### ENTRIES
********

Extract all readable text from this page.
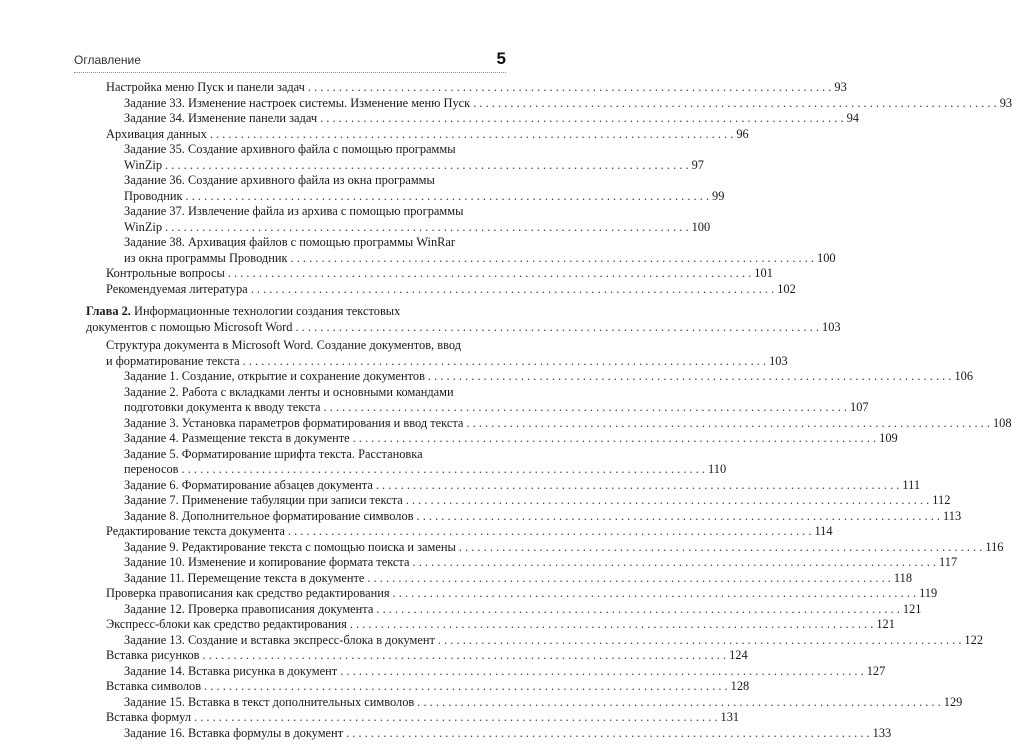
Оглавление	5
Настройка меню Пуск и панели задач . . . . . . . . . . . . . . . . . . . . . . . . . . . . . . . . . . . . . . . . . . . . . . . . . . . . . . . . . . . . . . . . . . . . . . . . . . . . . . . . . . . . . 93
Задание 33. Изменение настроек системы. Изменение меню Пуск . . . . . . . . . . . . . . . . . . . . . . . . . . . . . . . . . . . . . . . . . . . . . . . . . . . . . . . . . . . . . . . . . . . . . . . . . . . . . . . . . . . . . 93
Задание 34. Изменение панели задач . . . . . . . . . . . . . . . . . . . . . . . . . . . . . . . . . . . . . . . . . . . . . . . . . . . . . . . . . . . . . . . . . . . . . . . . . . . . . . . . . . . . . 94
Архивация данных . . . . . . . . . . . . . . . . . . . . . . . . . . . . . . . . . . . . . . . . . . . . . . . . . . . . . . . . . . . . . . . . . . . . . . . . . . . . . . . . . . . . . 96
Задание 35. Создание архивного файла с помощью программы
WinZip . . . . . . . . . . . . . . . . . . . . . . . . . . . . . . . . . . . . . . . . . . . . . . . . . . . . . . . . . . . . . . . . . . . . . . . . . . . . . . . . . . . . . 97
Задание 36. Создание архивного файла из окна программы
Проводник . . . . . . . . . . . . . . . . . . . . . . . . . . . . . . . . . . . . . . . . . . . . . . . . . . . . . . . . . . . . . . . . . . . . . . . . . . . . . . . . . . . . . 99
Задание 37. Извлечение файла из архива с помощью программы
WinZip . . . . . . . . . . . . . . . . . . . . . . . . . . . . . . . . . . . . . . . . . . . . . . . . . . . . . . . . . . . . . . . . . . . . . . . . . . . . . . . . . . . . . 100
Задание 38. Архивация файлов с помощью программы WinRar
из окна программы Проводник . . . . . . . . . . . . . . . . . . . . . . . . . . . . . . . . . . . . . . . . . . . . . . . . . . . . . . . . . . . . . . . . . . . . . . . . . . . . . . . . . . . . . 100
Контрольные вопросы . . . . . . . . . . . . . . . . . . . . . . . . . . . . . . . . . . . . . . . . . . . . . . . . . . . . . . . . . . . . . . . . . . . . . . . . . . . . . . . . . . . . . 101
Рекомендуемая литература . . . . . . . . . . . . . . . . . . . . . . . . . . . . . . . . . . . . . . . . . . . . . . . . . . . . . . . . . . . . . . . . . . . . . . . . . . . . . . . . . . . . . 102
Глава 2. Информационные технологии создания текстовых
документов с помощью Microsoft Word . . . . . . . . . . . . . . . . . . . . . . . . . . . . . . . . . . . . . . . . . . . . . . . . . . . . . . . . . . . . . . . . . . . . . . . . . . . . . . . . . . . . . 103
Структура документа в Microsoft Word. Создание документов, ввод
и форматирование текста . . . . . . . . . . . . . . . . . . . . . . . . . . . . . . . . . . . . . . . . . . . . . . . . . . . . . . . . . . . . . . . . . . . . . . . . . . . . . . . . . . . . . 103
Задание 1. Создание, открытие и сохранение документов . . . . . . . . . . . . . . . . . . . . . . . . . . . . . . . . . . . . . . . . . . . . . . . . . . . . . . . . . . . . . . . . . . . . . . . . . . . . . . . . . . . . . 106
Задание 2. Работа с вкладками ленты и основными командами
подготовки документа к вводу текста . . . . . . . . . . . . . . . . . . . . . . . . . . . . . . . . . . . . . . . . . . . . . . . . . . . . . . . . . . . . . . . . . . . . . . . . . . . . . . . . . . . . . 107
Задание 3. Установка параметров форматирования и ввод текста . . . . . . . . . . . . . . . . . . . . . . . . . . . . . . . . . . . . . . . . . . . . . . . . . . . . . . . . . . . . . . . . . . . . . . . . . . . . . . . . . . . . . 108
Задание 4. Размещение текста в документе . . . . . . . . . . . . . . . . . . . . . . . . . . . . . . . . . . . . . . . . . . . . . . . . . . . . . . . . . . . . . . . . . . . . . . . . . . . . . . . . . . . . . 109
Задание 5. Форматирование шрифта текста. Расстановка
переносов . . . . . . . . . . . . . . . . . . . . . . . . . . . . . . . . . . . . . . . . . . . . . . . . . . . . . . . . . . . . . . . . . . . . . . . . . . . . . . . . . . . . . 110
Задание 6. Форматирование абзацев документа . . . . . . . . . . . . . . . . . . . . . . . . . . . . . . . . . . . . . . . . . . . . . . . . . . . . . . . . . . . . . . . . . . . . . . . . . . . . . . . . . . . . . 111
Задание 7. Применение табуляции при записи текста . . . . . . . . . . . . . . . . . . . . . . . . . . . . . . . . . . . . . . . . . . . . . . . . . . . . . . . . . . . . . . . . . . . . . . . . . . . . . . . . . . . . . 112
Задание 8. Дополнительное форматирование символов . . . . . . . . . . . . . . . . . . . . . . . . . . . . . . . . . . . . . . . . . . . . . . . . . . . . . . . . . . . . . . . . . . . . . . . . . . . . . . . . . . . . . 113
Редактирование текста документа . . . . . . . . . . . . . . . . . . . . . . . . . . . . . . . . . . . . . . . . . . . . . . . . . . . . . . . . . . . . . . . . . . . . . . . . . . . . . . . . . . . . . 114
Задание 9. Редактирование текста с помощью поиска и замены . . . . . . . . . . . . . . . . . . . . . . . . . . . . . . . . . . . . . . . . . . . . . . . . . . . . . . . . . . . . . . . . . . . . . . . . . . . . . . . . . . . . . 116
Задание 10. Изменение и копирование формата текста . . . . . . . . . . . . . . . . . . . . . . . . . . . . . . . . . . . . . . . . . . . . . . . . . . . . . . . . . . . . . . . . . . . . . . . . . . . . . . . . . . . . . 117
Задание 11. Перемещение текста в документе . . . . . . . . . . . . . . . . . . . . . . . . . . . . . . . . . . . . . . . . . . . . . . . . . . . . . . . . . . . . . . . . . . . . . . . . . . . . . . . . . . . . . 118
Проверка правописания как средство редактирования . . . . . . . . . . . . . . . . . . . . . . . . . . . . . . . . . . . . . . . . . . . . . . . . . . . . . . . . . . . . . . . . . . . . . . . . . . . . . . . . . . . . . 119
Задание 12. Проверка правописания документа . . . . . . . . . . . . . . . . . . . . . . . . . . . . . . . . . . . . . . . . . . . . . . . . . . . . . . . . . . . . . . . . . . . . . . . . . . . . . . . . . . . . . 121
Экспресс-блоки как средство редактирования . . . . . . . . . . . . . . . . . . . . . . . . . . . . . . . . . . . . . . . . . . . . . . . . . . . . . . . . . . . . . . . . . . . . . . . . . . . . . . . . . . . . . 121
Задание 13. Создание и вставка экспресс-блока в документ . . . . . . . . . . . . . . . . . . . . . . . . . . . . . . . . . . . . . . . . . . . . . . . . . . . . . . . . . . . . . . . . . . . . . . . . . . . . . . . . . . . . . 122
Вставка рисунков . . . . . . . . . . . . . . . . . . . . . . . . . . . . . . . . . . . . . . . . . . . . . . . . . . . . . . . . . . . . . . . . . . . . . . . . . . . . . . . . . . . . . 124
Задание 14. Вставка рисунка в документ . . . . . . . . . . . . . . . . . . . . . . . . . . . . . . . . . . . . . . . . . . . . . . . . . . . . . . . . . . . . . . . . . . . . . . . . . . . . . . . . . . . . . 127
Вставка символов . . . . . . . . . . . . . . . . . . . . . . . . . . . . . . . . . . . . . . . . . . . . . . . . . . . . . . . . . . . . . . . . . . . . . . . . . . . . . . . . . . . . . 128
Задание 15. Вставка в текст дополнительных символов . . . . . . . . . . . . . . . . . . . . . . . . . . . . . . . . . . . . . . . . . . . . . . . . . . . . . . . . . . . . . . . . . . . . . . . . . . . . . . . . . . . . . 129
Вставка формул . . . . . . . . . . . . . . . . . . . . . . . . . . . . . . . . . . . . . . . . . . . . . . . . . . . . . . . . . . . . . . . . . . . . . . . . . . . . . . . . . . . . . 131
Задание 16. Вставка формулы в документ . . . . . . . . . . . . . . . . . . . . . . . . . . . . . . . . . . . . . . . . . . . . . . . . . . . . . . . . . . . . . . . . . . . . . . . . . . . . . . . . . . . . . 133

********

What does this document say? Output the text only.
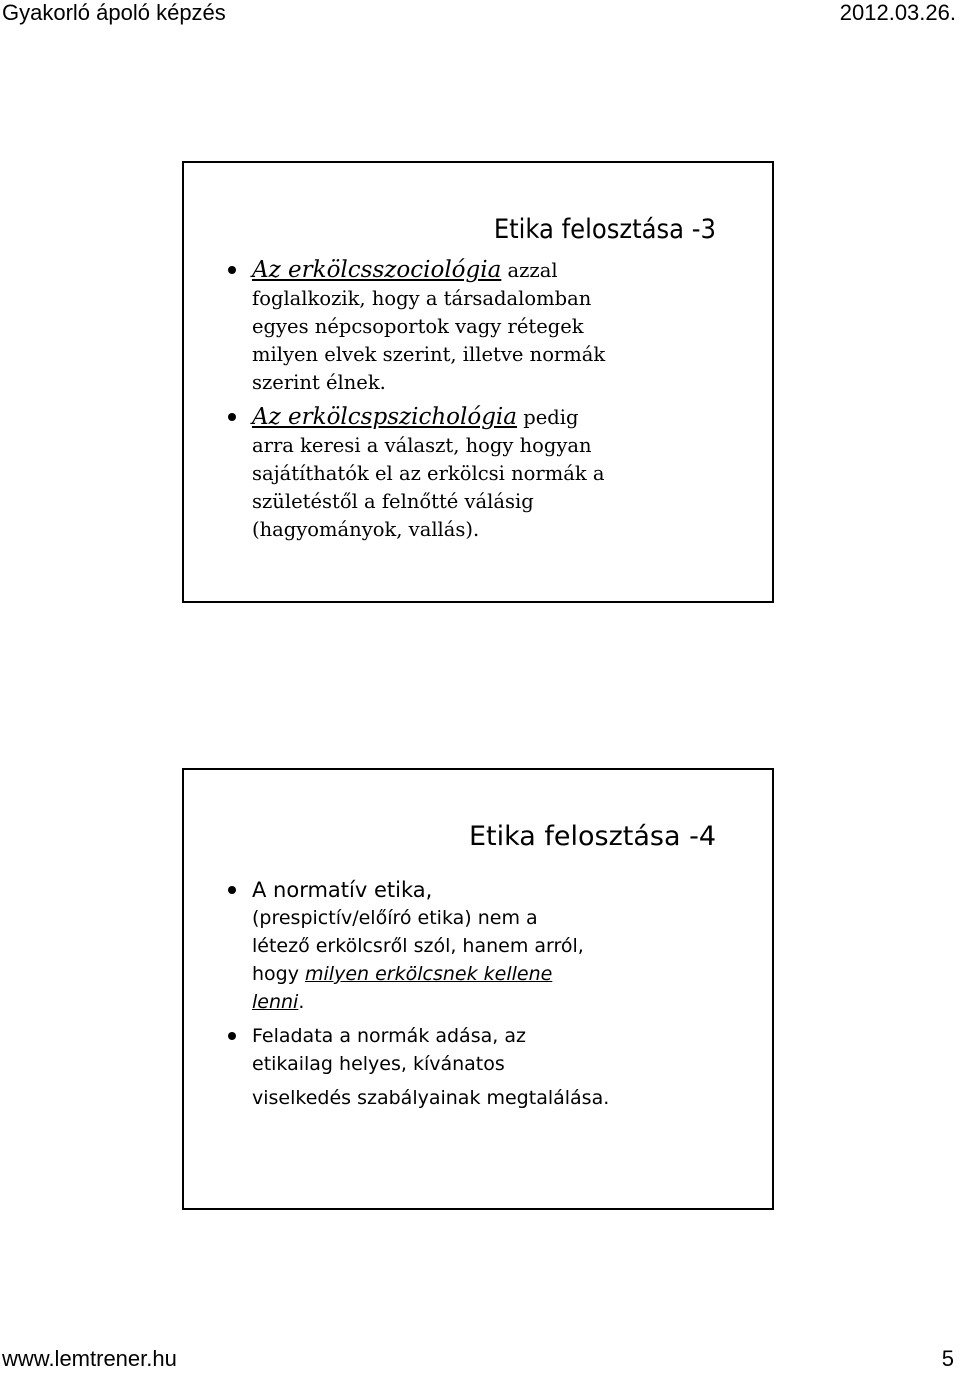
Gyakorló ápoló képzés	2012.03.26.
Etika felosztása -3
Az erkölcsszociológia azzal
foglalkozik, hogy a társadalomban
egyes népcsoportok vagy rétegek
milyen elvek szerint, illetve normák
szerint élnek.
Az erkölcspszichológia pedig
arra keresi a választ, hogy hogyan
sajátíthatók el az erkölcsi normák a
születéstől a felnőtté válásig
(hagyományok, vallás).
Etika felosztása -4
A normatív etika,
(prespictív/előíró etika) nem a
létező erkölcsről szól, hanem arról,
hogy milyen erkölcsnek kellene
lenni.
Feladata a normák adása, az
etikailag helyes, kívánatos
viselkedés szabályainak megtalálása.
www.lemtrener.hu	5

********

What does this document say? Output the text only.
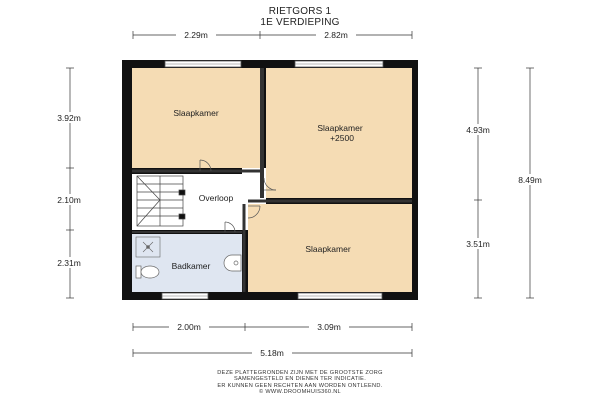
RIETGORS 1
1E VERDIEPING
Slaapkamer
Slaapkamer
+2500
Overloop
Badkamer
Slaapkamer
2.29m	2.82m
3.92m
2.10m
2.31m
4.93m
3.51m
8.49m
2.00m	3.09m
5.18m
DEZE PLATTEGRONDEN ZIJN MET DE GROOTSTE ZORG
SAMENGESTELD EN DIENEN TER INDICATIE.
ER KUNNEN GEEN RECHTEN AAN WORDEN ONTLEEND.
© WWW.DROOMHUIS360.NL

********

### STATED PROBLEM
Report the number of lines holding the string "архивного", without any other words.

### WRITTEN SOLUTION
2